• DIRECTIONS: Gather every line in the rows below that contains the word "Polygon" and copy each one unchanged.

• MATERIAL FOR THIS TASK:
◆ ◆ ◆
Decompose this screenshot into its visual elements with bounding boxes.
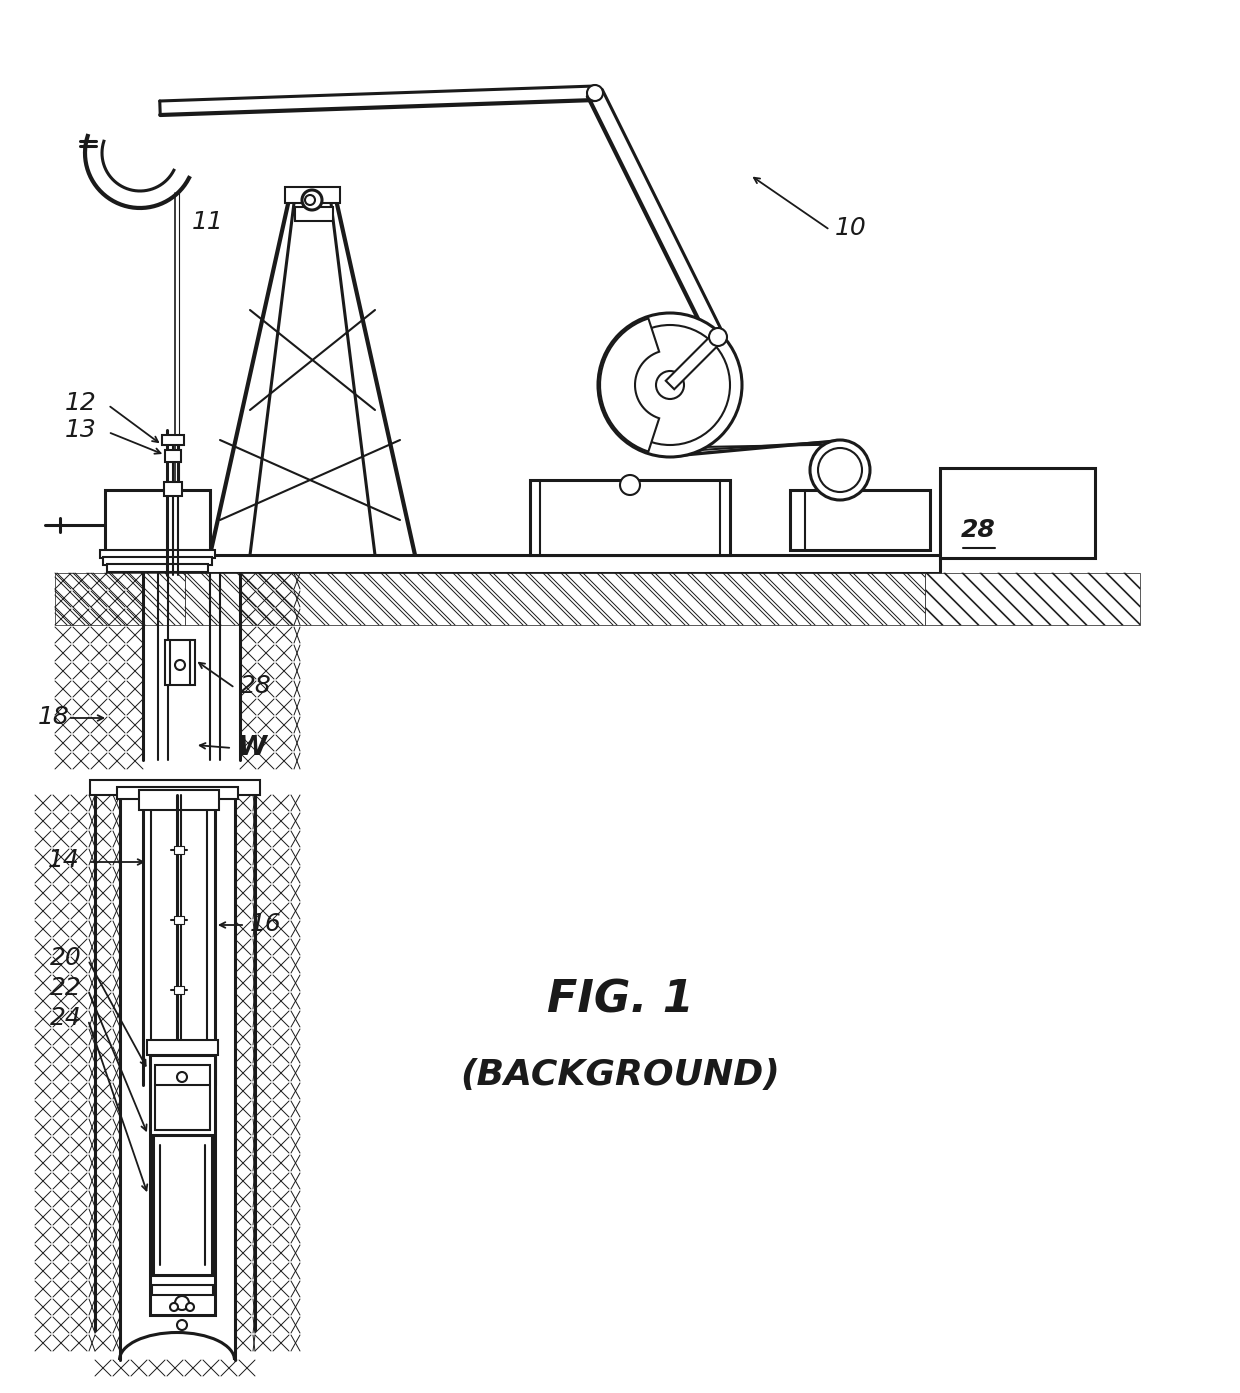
Text: 14: 14 [48,848,79,872]
Bar [165,639,195,685]
Bar [529,481,730,554]
Polygon shape [666,333,722,389]
Text: 22: 22 [50,976,82,1000]
Bar [55,573,185,625]
Polygon shape [600,319,660,451]
Text: 10: 10 [835,216,867,240]
Bar [153,1135,212,1275]
Text: 16: 16 [250,912,281,936]
Text: 20: 20 [50,946,82,970]
Text: 28: 28 [961,518,996,542]
Circle shape [610,325,730,444]
Bar [117,787,238,800]
Circle shape [303,189,322,210]
Bar [790,490,930,550]
Circle shape [175,660,185,670]
Circle shape [175,1295,188,1309]
Bar [285,187,340,203]
Bar [940,468,1095,559]
Text: 11: 11 [192,210,223,234]
Bar [100,550,215,559]
Bar [139,790,219,809]
Circle shape [170,1302,179,1311]
Circle shape [186,1302,193,1311]
Circle shape [709,327,727,345]
Text: W: W [237,736,267,761]
Circle shape [810,440,870,500]
Circle shape [620,475,640,495]
Bar [295,208,334,221]
Bar [165,450,181,462]
Bar [150,1055,215,1315]
Circle shape [656,371,684,398]
Bar [155,1066,210,1130]
Text: 24: 24 [50,1006,82,1029]
Circle shape [177,1073,187,1082]
Bar [925,573,1140,625]
Bar [91,780,260,795]
Bar [185,573,925,625]
Circle shape [305,195,315,205]
Bar [103,557,212,566]
Bar [162,435,184,444]
Text: 13: 13 [64,418,97,442]
Bar [105,490,210,554]
Bar [153,1284,213,1295]
Text: 18: 18 [38,705,69,729]
Bar [107,564,208,573]
Text: 12: 12 [64,391,97,415]
Text: 28: 28 [241,674,272,698]
Bar [180,554,940,573]
Bar [174,986,184,995]
Bar [148,1041,218,1055]
Bar [174,917,184,924]
Circle shape [818,449,862,492]
Circle shape [587,85,603,102]
Text: (BACKGROUND): (BACKGROUND) [460,1059,780,1092]
Circle shape [598,313,742,457]
Bar [164,482,182,496]
Bar [174,846,184,854]
Circle shape [177,1321,187,1330]
Text: FIG. 1: FIG. 1 [547,978,693,1021]
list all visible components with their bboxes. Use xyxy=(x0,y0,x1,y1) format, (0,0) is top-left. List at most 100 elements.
◆ ◆ ◆
• RESPONSE FOR THIS EXERCISE:
Polygon shape [666,333,722,389]
Polygon shape [600,319,660,451]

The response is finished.